EXERCISE INSTRUCTIONS
Say how many lines include the word "annotation", using only a number.

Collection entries
>> BEGIN

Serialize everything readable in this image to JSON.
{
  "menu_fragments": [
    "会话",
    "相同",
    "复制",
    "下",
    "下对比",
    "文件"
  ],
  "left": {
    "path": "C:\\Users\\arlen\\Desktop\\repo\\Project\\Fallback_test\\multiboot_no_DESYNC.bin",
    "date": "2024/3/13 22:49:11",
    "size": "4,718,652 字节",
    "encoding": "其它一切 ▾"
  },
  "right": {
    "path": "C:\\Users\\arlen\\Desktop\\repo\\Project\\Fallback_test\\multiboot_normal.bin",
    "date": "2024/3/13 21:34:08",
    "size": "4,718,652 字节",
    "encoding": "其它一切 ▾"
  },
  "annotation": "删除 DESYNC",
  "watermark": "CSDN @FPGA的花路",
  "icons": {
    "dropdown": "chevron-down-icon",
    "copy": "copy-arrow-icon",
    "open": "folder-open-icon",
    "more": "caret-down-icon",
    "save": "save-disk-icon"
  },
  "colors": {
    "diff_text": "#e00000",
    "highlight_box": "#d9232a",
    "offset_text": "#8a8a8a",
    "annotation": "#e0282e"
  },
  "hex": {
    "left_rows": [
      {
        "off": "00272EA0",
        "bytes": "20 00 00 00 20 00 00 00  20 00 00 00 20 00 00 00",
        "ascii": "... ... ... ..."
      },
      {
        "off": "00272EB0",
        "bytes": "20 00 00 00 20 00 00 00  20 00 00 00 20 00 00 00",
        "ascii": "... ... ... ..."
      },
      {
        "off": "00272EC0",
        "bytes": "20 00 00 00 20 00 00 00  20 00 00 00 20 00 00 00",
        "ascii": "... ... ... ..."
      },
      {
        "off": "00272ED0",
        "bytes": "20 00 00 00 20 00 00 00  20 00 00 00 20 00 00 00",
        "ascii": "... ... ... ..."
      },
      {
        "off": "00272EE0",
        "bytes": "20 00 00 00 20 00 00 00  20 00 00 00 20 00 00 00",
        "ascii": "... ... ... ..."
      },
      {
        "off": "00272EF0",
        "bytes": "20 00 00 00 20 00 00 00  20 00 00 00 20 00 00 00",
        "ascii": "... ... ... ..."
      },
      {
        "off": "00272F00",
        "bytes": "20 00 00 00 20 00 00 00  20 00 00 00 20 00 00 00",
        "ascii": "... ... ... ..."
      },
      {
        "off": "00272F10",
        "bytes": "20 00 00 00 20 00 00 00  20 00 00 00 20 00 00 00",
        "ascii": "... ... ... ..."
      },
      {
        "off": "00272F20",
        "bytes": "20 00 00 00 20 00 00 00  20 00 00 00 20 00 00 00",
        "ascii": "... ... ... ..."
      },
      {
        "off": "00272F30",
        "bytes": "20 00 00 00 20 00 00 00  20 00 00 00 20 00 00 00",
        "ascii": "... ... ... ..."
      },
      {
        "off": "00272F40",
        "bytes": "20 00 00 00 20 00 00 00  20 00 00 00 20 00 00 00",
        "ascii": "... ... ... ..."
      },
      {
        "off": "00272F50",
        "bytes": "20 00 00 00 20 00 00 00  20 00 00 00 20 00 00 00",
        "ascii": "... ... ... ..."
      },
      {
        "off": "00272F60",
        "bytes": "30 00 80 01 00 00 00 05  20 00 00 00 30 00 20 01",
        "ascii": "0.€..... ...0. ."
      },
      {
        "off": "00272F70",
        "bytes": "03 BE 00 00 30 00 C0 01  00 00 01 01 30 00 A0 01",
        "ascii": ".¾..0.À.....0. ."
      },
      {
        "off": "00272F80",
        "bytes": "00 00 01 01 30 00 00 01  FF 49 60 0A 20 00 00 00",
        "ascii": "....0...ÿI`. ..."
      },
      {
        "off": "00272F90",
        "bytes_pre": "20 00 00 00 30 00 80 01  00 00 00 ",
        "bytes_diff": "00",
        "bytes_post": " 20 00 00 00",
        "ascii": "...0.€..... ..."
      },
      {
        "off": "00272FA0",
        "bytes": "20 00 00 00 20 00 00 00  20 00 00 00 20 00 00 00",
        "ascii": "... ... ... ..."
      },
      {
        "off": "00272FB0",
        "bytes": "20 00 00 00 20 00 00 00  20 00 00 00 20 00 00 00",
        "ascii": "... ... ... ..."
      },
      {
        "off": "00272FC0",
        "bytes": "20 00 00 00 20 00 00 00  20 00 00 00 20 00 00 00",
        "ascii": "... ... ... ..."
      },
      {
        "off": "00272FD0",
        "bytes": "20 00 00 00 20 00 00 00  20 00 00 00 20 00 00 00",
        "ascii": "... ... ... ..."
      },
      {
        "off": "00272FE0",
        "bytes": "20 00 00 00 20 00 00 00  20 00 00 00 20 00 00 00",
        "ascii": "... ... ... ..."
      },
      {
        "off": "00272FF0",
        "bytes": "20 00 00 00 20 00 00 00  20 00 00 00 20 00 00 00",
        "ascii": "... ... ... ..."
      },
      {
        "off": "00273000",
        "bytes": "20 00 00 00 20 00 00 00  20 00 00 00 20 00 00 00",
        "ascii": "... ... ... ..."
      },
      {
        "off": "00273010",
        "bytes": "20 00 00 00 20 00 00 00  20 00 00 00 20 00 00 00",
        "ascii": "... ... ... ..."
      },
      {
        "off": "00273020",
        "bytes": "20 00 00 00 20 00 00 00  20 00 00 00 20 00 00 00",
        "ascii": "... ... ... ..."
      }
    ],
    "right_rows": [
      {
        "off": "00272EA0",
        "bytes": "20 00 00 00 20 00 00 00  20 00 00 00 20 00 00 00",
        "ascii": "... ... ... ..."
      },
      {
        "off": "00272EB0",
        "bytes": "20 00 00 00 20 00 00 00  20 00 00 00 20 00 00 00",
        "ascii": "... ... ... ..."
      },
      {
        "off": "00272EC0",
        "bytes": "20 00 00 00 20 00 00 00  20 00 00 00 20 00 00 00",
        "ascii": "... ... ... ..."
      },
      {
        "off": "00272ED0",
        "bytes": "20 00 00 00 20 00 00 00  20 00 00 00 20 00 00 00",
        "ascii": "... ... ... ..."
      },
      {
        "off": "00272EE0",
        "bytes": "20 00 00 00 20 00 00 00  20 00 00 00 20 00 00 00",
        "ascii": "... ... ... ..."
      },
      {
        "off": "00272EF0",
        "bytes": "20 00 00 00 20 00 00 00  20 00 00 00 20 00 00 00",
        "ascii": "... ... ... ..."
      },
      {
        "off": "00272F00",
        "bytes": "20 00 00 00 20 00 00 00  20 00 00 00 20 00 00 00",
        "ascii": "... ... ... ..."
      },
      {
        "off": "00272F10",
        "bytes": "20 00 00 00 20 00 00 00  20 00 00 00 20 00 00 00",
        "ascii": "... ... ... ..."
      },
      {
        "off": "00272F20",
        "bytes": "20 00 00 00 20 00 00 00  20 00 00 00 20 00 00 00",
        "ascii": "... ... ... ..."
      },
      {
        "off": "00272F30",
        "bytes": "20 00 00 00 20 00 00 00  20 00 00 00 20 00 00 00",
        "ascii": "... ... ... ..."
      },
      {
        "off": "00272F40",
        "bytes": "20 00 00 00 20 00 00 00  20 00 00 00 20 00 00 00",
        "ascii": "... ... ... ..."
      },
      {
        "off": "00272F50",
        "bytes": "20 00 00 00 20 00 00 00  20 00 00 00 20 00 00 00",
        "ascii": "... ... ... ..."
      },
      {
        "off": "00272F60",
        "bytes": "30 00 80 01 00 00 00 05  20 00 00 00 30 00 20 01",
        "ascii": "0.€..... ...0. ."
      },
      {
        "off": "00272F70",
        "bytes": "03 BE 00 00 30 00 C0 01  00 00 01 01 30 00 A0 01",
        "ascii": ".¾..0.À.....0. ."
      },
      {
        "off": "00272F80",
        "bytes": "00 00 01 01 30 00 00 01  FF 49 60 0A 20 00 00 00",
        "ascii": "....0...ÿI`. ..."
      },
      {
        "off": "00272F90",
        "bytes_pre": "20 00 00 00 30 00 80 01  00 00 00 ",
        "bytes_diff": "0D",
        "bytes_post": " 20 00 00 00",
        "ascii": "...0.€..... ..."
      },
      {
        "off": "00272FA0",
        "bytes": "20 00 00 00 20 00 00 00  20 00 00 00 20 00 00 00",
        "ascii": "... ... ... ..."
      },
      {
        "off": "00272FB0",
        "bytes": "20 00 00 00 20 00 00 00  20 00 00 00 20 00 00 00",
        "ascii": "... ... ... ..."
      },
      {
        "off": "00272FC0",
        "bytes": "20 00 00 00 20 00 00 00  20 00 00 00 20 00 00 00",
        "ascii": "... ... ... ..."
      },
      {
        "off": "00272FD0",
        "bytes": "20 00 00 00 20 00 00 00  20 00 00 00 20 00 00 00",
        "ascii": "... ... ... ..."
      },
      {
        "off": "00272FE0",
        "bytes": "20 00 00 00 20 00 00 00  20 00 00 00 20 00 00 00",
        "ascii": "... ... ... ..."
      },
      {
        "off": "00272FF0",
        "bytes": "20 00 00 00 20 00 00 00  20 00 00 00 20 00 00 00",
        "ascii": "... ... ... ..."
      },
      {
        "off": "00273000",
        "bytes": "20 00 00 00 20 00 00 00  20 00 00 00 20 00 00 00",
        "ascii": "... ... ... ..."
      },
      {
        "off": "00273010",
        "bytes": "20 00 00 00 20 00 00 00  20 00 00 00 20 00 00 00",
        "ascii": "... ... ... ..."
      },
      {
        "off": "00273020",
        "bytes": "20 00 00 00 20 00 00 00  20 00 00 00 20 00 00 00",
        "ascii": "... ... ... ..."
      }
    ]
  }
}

>> END

EXERCISE ANSWER
2